┌─ Extrait fourni

Les enjeux du premier exercice militaire conjoint entre les Émirats et la Chine

L’opération reflète à la fois la volonté de la Chine d’installer son influence dans le Golfe et celle des Émirats de diversifier ses partenariats stratégiques.

Les enjeux du premier exercice militaire conjoint entre les Émirats et la Chine

Le président chinois Xi Jinping et le prince héritier d'Abou Dhabi, Mohammad ben Zayed al-Nahyane au palais présidentiel d'Abou Dhabi, le 20 juillet 2018. Karim Sahib/AFP

Pour la première fois, des exercices militaires aériens conjoints entre les Émirats arabes unis et la Chine vont avoir lieu. Le ministre chinois de la Défense a annoncé lundi dans une déclaration la tenue prochaine de l’exercice « Falcon Shield 2023 ». Une opération qui sera suivie de près par les États-Unis, qui voient d’un mauvais œil le resserrement des liens, notamment sécuritaires, entre la Chine et ses partenaires stratégiques du Golfe.

└─
┌─ Données fournies

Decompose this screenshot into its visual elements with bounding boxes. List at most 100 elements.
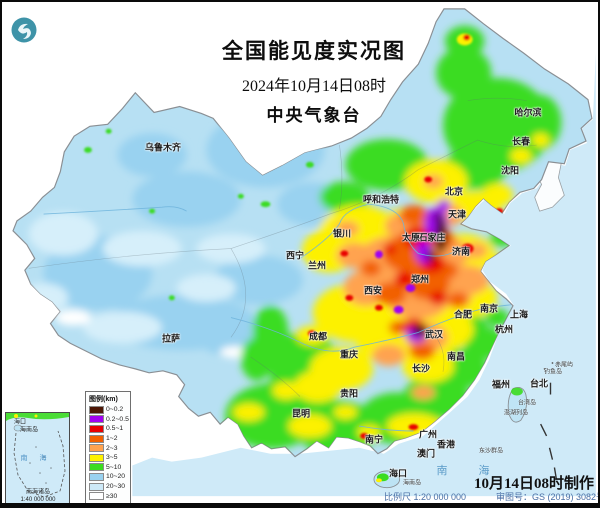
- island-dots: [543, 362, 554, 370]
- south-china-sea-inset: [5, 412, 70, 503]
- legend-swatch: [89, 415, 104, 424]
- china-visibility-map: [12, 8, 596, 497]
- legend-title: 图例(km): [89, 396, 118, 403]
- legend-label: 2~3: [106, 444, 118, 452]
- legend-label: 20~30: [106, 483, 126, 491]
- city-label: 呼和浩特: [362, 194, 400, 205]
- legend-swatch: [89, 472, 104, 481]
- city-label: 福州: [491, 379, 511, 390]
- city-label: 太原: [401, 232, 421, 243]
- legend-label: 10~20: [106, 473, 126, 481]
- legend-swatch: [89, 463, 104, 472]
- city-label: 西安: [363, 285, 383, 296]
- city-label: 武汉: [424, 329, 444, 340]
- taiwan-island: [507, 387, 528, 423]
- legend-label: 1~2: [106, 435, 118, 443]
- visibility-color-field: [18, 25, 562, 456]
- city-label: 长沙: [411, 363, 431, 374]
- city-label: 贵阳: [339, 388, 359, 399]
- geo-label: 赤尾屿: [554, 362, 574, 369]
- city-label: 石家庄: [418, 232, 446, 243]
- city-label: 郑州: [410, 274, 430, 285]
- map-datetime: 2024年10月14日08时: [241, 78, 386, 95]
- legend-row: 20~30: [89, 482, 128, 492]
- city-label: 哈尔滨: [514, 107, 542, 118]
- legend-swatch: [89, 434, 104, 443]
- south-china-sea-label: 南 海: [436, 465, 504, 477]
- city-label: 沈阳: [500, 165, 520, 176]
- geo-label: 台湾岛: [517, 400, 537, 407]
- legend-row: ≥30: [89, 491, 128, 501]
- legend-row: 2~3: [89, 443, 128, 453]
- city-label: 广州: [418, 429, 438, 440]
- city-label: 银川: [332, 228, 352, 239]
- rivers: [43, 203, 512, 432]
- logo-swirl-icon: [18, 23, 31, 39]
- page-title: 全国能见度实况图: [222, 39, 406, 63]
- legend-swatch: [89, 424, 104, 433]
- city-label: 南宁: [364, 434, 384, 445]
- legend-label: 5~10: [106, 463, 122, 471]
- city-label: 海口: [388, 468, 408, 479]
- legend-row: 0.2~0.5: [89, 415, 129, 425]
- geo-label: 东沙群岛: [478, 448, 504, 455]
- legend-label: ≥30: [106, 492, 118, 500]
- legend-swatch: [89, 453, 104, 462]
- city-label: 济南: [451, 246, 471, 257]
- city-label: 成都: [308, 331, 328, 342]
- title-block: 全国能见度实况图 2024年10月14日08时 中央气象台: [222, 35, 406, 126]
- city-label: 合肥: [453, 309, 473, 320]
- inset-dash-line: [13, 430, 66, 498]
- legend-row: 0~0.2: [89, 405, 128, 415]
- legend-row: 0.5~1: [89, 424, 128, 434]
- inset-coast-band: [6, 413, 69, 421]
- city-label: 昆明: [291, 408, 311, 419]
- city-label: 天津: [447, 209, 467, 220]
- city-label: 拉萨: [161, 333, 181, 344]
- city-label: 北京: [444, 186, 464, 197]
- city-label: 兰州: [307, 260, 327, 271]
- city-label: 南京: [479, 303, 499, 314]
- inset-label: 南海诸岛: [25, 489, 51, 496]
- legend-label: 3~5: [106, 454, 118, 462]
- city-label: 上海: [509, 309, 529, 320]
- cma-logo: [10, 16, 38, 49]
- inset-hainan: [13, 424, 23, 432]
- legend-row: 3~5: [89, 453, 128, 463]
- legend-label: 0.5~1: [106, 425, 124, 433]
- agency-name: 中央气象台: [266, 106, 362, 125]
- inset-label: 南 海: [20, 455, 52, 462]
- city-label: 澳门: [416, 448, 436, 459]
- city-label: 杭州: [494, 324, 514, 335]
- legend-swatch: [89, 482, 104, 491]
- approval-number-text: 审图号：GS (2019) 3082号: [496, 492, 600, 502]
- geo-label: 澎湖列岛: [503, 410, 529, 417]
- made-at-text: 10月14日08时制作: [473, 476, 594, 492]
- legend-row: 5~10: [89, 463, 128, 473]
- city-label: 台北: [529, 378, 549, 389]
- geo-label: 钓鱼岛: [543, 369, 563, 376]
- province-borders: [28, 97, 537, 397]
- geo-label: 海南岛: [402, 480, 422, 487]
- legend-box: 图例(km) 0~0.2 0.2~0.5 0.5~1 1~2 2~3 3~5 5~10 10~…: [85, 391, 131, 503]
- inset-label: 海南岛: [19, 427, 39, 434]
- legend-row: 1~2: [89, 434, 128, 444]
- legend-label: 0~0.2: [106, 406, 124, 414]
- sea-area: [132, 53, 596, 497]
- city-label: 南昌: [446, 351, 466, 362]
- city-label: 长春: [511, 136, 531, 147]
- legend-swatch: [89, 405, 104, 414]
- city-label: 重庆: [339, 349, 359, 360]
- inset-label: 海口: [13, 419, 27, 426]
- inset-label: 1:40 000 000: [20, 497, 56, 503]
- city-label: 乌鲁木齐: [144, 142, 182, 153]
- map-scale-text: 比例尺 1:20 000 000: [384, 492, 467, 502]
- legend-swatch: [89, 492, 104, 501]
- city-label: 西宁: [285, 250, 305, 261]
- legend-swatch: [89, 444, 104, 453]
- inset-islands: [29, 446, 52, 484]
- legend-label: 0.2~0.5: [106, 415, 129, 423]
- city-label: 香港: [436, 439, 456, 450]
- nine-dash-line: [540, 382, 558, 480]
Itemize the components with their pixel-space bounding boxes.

└─
┌─ Données fournies

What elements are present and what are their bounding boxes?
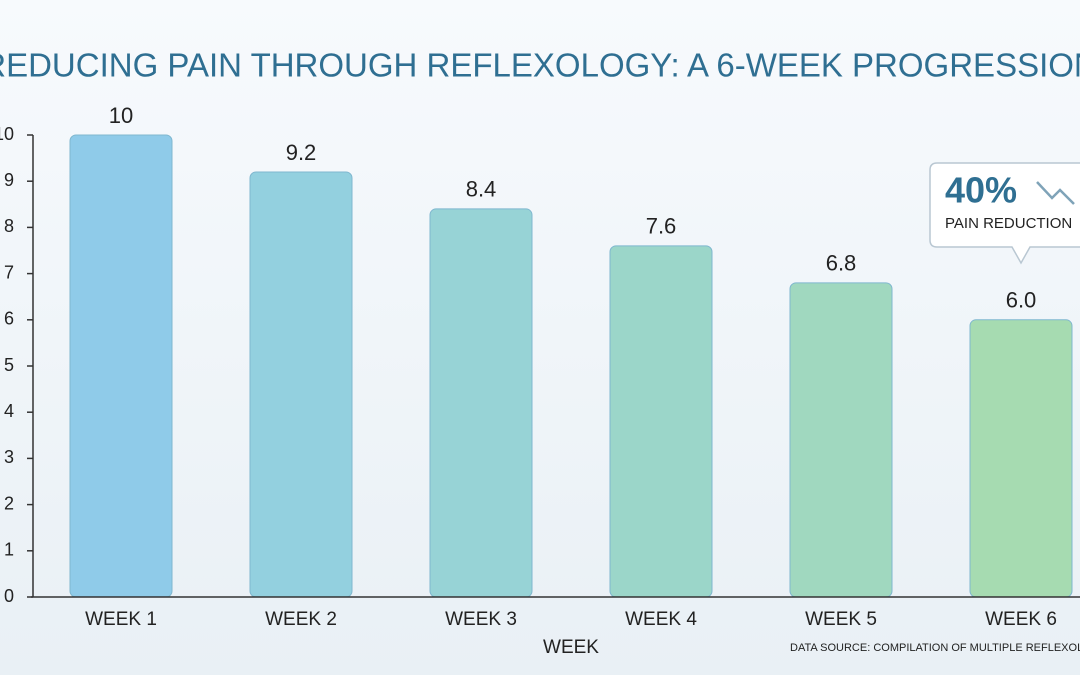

└─

Travail demandé:
**A)** Traduisez en anglais cette phrase de l'article sur l'exercice militaire entre les Émirats et la Chine : « Pour la première fois, des exercices militaires aériens conjoints entre les Émirats arabes unis et la Chine vont avoir lieu. »
**B)** Poursuivez l'article sur l'exercice militaire entre les Émirats et la Chine à partir de sa dernière phrase.

En réponse:
**A)** For the first time, joint military air exercises between the United Arab Emirates and China are going to take place.

**B)**
Les faits

• Les exercices militaires prévus concernent les forces aériennes de la Chine et des Émirats arabes unis (EAU). Ils se tiendront au nord-est de la Chine, dans le Xinjiang.

• Li Shangfu, ministre chinois de la Défense, a précisé que les exercices auront pour objectif d’« approfondir les échanges pragmatiques et la coopération entre les deux armées, et à renforcer la compréhension et la confiance mutuelles », sans donner plus de détails sur les modalités des opérations.

• Aucune date n’a encore été précisée pour le début de l’opération, mais elle devrait avoir lieu au courant du mois d’août.

Le contexte

• Les exercices annoncés entrent dans la ligne de la coopération sécuritaire entre les EAU et la Chine. Abou Dhabi avait par exemple déjà annoncé son intention de signer un contrat d’achat de 12 avions L-15 et 36 chasseurs supplémentaires du même type à Pékin en février 2022. Un an plus tard, le ministre émirati de la Défense a annoncé le lancement d’un laboratoire de recherche et développement conjoint dans le domaine militaire avec l’Empire du Milieu.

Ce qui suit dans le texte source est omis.